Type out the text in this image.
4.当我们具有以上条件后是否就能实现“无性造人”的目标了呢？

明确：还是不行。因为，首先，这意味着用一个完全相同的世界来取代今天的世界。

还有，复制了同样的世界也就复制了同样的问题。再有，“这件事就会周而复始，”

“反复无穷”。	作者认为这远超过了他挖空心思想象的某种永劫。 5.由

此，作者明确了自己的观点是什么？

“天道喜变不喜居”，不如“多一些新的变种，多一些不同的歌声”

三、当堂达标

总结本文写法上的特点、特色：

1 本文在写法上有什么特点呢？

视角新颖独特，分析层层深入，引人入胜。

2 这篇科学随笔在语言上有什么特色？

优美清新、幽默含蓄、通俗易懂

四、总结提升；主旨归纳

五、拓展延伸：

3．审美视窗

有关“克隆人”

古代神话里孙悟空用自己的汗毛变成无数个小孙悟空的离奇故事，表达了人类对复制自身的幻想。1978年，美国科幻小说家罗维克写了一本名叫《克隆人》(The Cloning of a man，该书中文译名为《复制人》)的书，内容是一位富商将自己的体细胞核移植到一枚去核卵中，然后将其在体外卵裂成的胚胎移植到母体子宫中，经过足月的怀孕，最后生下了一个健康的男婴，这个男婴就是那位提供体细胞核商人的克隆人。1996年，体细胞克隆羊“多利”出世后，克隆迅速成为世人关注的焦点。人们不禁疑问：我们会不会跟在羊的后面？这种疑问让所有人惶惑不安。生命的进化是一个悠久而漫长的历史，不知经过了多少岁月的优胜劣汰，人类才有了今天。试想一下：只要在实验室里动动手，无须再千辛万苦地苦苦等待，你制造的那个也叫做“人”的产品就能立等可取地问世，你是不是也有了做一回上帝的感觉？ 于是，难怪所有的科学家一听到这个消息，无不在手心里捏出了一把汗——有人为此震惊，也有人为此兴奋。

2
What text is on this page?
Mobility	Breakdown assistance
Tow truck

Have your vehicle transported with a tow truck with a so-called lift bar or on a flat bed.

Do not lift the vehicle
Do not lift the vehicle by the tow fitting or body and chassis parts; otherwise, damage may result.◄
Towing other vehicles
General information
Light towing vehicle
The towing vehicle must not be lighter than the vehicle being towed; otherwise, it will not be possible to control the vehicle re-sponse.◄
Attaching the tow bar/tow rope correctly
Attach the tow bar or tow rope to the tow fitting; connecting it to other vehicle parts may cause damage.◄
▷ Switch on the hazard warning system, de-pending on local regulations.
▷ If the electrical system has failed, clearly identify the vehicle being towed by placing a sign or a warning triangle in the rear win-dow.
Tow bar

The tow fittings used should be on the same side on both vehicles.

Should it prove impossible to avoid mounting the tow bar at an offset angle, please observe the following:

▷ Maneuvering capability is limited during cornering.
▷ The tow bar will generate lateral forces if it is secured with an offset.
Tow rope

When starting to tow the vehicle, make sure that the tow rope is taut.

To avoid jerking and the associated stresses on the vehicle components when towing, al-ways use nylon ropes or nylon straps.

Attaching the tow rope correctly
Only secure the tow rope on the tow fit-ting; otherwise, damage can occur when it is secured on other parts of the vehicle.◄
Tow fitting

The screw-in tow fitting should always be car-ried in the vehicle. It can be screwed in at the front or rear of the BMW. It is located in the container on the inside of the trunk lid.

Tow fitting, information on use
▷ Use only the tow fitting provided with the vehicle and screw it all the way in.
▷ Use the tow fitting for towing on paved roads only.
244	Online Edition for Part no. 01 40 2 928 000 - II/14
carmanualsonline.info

### WORK TO DO
Your task is to print all of the records exactly.

### EXERCISE SOLUTION
Type out the text in this image.
4.当我们具有以上条件后是否就能实现“无性造人”的目标了呢？

明确：还是不行。因为，首先，这意味着用一个完全相同的世界来取代今天的世界。

还有，复制了同样的世界也就复制了同样的问题。再有，“这件事就会周而复始，”

“反复无穷”。	作者认为这远超过了他挖空心思想象的某种永劫。 5.由

此，作者明确了自己的观点是什么？

“天道喜变不喜居”，不如“多一些新的变种，多一些不同的歌声”

三、当堂达标

总结本文写法上的特点、特色：

1 本文在写法上有什么特点呢？

视角新颖独特，分析层层深入，引人入胜。

2 这篇科学随笔在语言上有什么特色？

优美清新、幽默含蓄、通俗易懂

四、总结提升；主旨归纳

五、拓展延伸：

3．审美视窗

有关“克隆人”

古代神话里孙悟空用自己的汗毛变成无数个小孙悟空的离奇故事，表达了人类对复制自身的幻想。1978年，美国科幻小说家罗维克写了一本名叫《克隆人》(The Cloning of a man，该书中文译名为《复制人》)的书，内容是一位富商将自己的体细胞核移植到一枚去核卵中，然后将其在体外卵裂成的胚胎移植到母体子宫中，经过足月的怀孕，最后生下了一个健康的男婴，这个男婴就是那位提供体细胞核商人的克隆人。1996年，体细胞克隆羊“多利”出世后，克隆迅速成为世人关注的焦点。人们不禁疑问：我们会不会跟在羊的后面？这种疑问让所有人惶惑不安。生命的进化是一个悠久而漫长的历史，不知经过了多少岁月的优胜劣汰，人类才有了今天。试想一下：只要在实验室里动动手，无须再千辛万苦地苦苦等待，你制造的那个也叫做“人”的产品就能立等可取地问世，你是不是也有了做一回上帝的感觉？ 于是，难怪所有的科学家一听到这个消息，无不在手心里捏出了一把汗——有人为此震惊，也有人为此兴奋。

2
What text is on this page?
Mobility	Breakdown assistance
Tow truck

Have your vehicle transported with a tow truck with a so-called lift bar or on a flat bed.

Do not lift the vehicle
Do not lift the vehicle by the tow fitting or body and chassis parts; otherwise, damage may result.◄
Towing other vehicles
General information
Light towing vehicle
The towing vehicle must not be lighter than the vehicle being towed; otherwise, it will not be possible to control the vehicle re-sponse.◄
Attaching the tow bar/tow rope correctly
Attach the tow bar or tow rope to the tow fitting; connecting it to other vehicle parts may cause damage.◄
▷ Switch on the hazard warning system, de-pending on local regulations.
▷ If the electrical system has failed, clearly identify the vehicle being towed by placing a sign or a warning triangle in the rear win-dow.
Tow bar

The tow fittings used should be on the same side on both vehicles.

Should it prove impossible to avoid mounting the tow bar at an offset angle, please observe the following:

▷ Maneuvering capability is limited during cornering.
▷ The tow bar will generate lateral forces if it is secured with an offset.
Tow rope

When starting to tow the vehicle, make sure that the tow rope is taut.

To avoid jerking and the associated stresses on the vehicle components when towing, al-ways use nylon ropes or nylon straps.

Attaching the tow rope correctly
Only secure the tow rope on the tow fit-ting; otherwise, damage can occur when it is secured on other parts of the vehicle.◄
Tow fitting

The screw-in tow fitting should always be car-ried in the vehicle. It can be screwed in at the front or rear of the BMW. It is located in the container on the inside of the trunk lid.

Tow fitting, information on use
▷ Use only the tow fitting provided with the vehicle and screw it all the way in.
▷ Use the tow fitting for towing on paved roads only.
244	Online Edition for Part no. 01 40 2 928 000 - II/14
carmanualsonline.info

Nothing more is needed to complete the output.